##### Data records

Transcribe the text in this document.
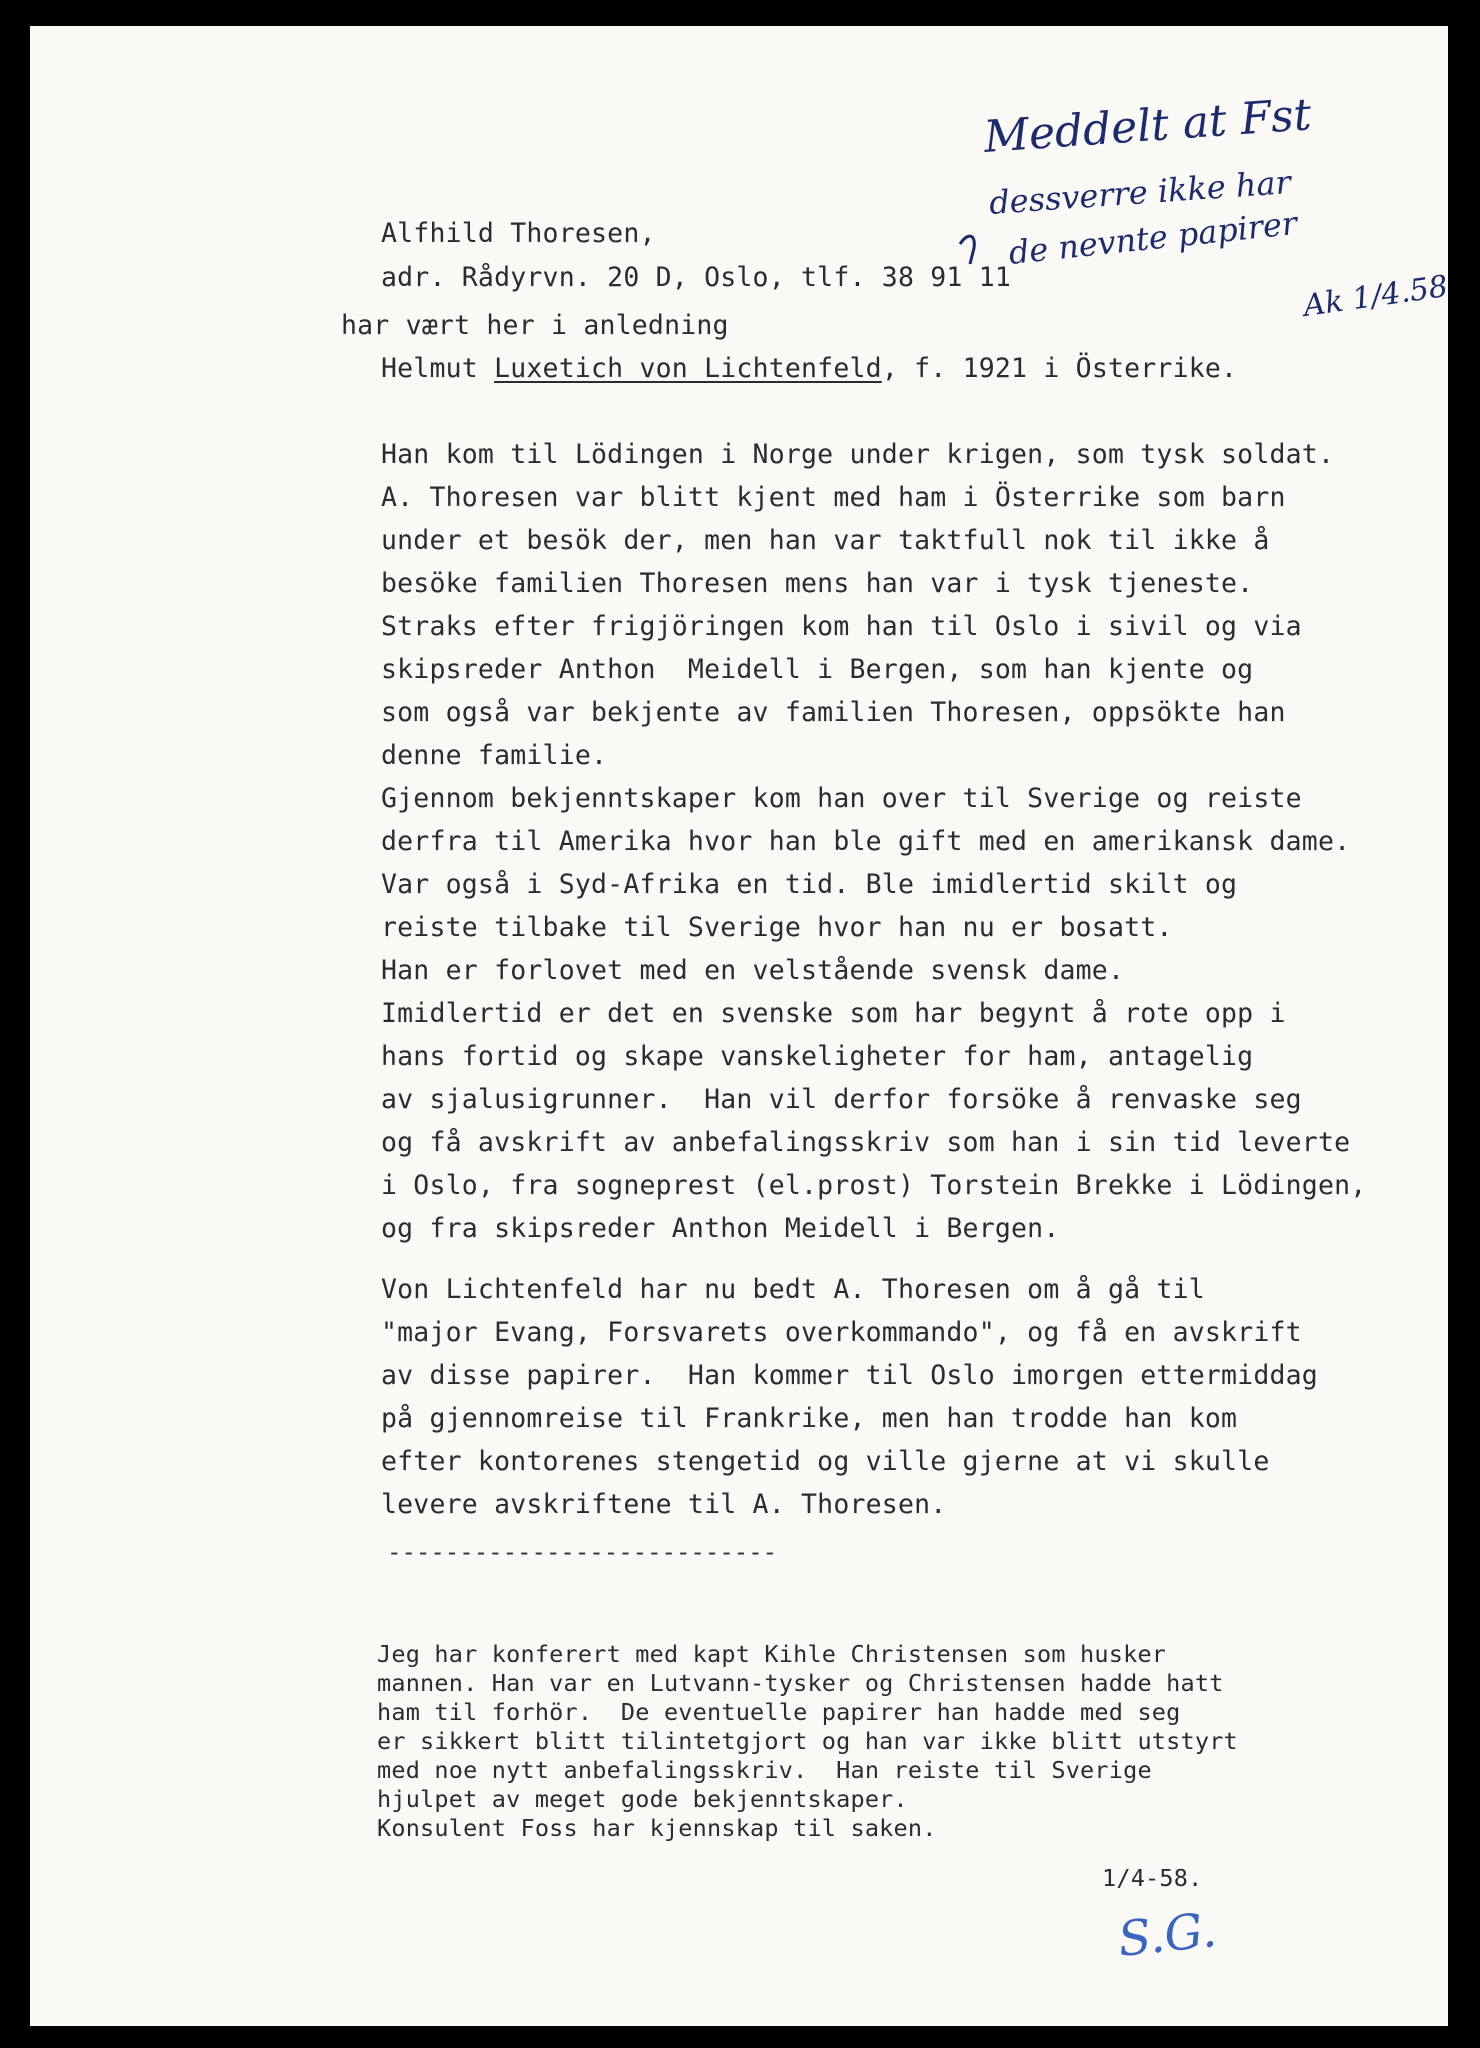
Meddelt at Fst
dessverre ikke har
de nevnte papirer
Ak 1/4.58
Alfhild Thoresen,
adr. Rådyrvn. 20 D, Oslo, tlf. 38 91 11
har vært her i anledning
Helmut Luxetich von Lichtenfeld, f. 1921 i Österrike.
Han kom til Lödingen i Norge under krigen, som tysk soldat.
A. Thoresen var blitt kjent med ham i Österrike som barn
under et besök der, men han var taktfull nok til ikke å
besöke familien Thoresen mens han var i tysk tjeneste.
Straks efter frigjöringen kom han til Oslo i sivil og via
skipsreder Anthon  Meidell i Bergen, som han kjente og
som også var bekjente av familien Thoresen, oppsökte han
denne familie.
Gjennom bekjenntskaper kom han over til Sverige og reiste
derfra til Amerika hvor han ble gift med en amerikansk dame.
Var også i Syd-Afrika en tid. Ble imidlertid skilt og
reiste tilbake til Sverige hvor han nu er bosatt.
Han er forlovet med en velstående svensk dame.
Imidlertid er det en svenske som har begynt å rote opp i
hans fortid og skape vanskeligheter for ham, antagelig
av sjalusigrunner.  Han vil derfor forsöke å renvaske seg
og få avskrift av anbefalingsskriv som han i sin tid leverte
i Oslo, fra sogneprest (el.prost) Torstein Brekke i Lödingen,
og fra skipsreder Anthon Meidell i Bergen.
Von Lichtenfeld har nu bedt A. Thoresen om å gå til
"major Evang, Forsvarets overkommando", og få en avskrift
av disse papirer.  Han kommer til Oslo imorgen ettermiddag
på gjennomreise til Frankrike, men han trodde han kom
efter kontorenes stengetid og ville gjerne at vi skulle
levere avskriftene til A. Thoresen.
---------------------------
Jeg har konferert med kapt Kihle Christensen som husker
mannen. Han var en Lutvann-tysker og Christensen hadde hatt
ham til forhör.  De eventuelle papirer han hadde med seg
er sikkert blitt tilintetgjort og han var ikke blitt utstyrt
med noe nytt anbefalingsskriv.  Han reiste til Sverige
hjulpet av meget gode bekjenntskaper.
Konsulent Foss har kjennskap til saken.
1/4-58.
S.G.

##########

● **Exercise aim**
Gather every line from the entries above where the word "dame" appears, and copy them.

● **Solution to this problem**
derfra til Amerika hvor han ble gift med en amerikansk dame.
Han er forlovet med en velstående svensk dame.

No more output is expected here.